### Exercise materials
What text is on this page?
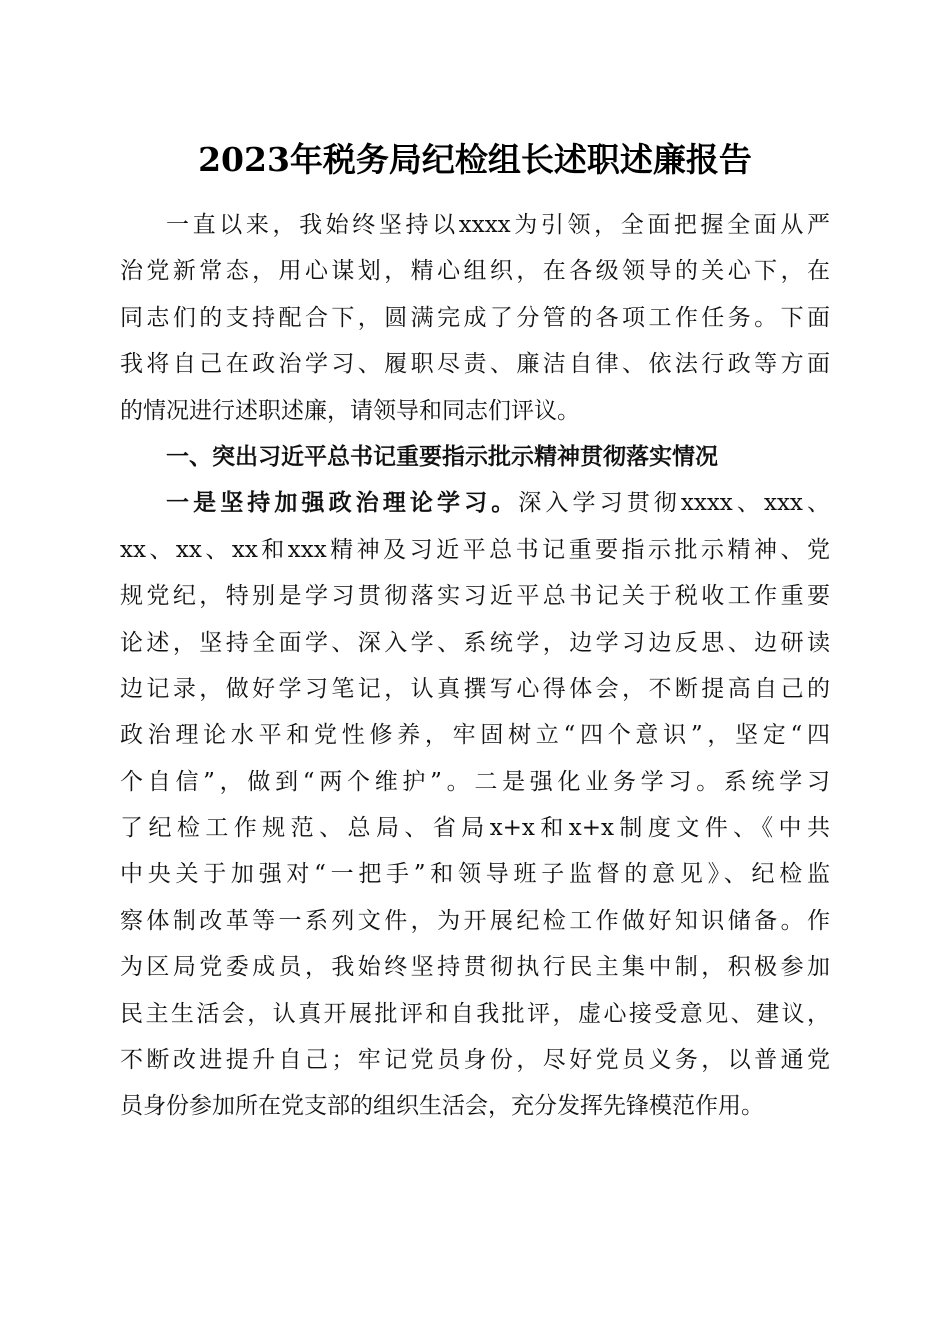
2023年税务局纪检组长述职述廉报告
一直以来，我始终坚持以xxxx为引领，全面把握全面从严
治党新常态，用心谋划，精心组织，在各级领导的关心下，在
同志们的支持配合下，圆满完成了分管的各项工作任务。下面
我将自己在政治学习、履职尽责、廉洁自律、依法行政等方面
的情况进行述职述廉，请领导和同志们评议。
一、突出习近平总书记重要指示批示精神贯彻落实情况
一是坚持加强政治理论学习。深入学习贯彻xxxx、xxx、
xx、xx、xx和xxx精神及习近平总书记重要指示批示精神、党
规党纪，特别是学习贯彻落实习近平总书记关于税收工作重要
论述，坚持全面学、深入学、系统学，边学习边反思、边研读
边记录，做好学习笔记，认真撰写心得体会，不断提高自己的
政治理论水平和党性修养，牢固树立“四个意识”，坚定“四
个自信”，做到“两个维护”。二是强化业务学习。系统学习
了纪检工作规范、总局、省局x+x和x+x制度文件、《中共
中央关于加强对“一把手”和领导班子监督的意见》、纪检监
察体制改革等一系列文件，为开展纪检工作做好知识储备。作
为区局党委成员，我始终坚持贯彻执行民主集中制，积极参加
民主生活会，认真开展批评和自我批评，虚心接受意见、建议，
不断改进提升自己；牢记党员身份，尽好党员义务，以普通党
员身份参加所在党支部的组织生活会，充分发挥先锋模范作用。
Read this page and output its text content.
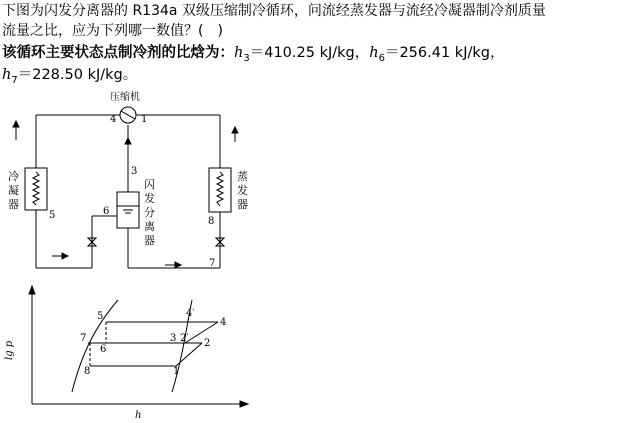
下图为闪发分离器的 R134a 双级压缩制冷循环，问流经蒸发器与流经冷凝器制冷剂质量
流量之比，应为下列哪一数值？(　)
该循环主要状态点制冷剂的比焓为：$h_3=410.25$ kJ/kg，$h_6=256.41$ kJ/kg，
$h_7=228.50$ kJ/kg。
压缩机
4 1
3
5	6
8
7
冷
凝
器
闪
发
分
离
器
蒸
发
器
lg p
h
5
7
6
8
4′
4
3 2′ 2
1
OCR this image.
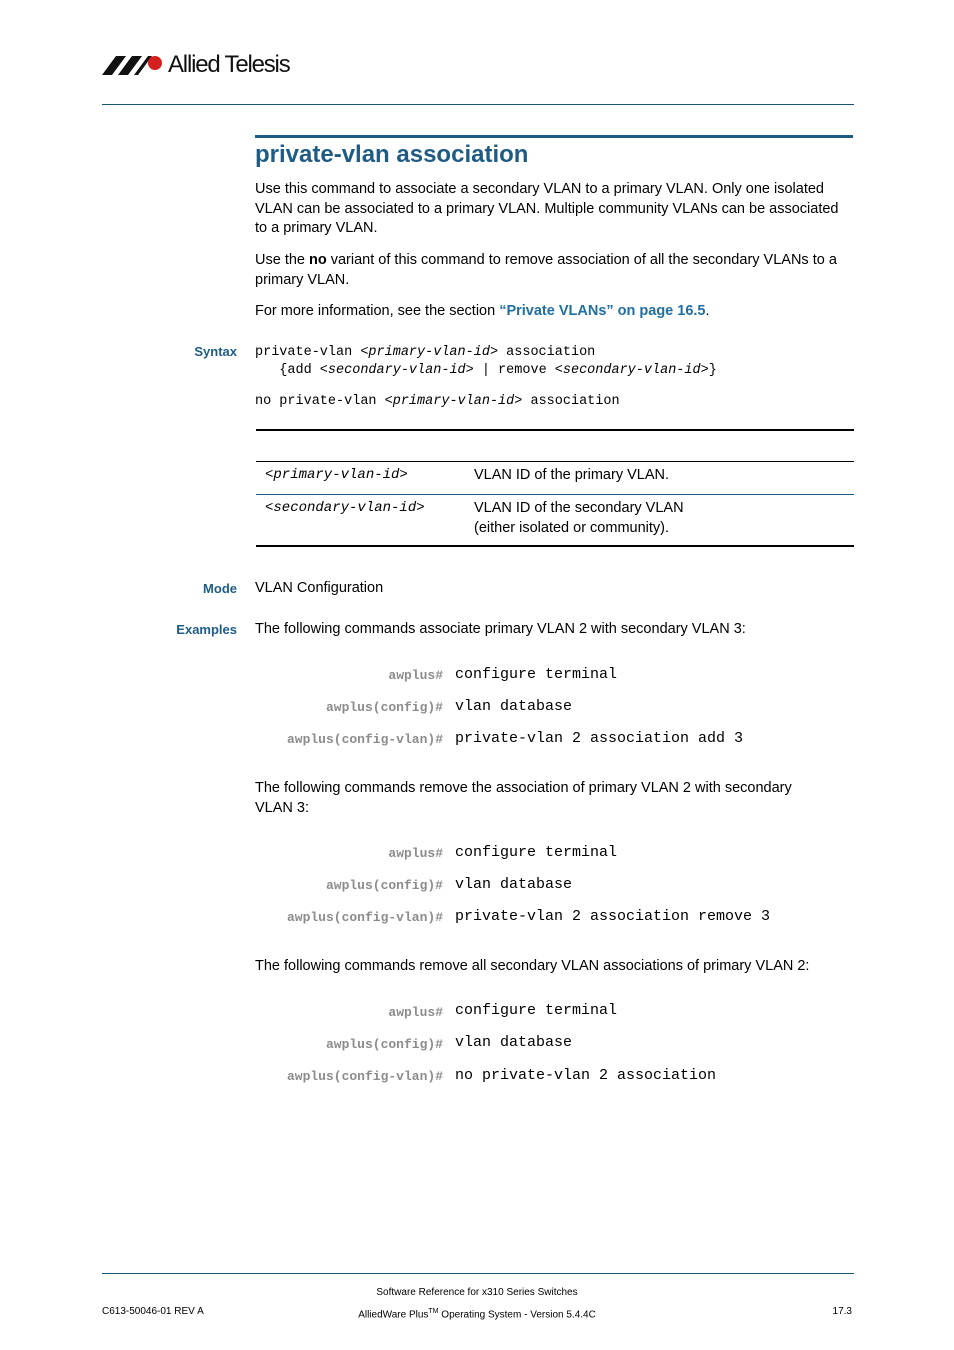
Allied Telesis
private-vlan association
Use this command to associate a secondary VLAN to a primary VLAN. Only one isolated VLAN can be associated to a primary VLAN. Multiple community VLANs can be associated to a primary VLAN.
Use the no variant of this command to remove association of all the secondary VLANs to a primary VLAN.
For more information, see the section “Private VLANs” on page 16.5.
Syntax private-vlan <primary-vlan-id> association
{add <secondary-vlan-id> | remove <secondary-vlan-id>}
no private-vlan <primary-vlan-id> association
<primary-vlan-id>	VLAN ID of the primary VLAN.
<secondary-vlan-id>	VLAN ID of the secondary VLAN (either isolated or community).
Mode VLAN Configuration
Examples The following commands associate primary VLAN 2 with secondary VLAN 3:
awplus# configure terminal
awplus(config)# vlan database
awplus(config-vlan)# private-vlan 2 association add 3
The following commands remove the association of primary VLAN 2 with secondary VLAN 3:
awplus# configure terminal
awplus(config)# vlan database
awplus(config-vlan)# private-vlan 2 association remove 3
The following commands remove all secondary VLAN associations of primary VLAN 2:
awplus# configure terminal
awplus(config)# vlan database
awplus(config-vlan)# no private-vlan 2 association
C613-50046-01 REV A
Software Reference for x310 Series Switches
AlliedWare Plus™ Operating System - Version 5.4.4C	17.3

### What the task requires
Each line with the string "following" in it needs to be found and copied.

### Response to the exercise
Examples The following commands associate primary VLAN 2 with secondary VLAN 3:
The following commands remove the association of primary VLAN 2 with secondary VLAN 3:
The following commands remove all secondary VLAN associations of primary VLAN 2:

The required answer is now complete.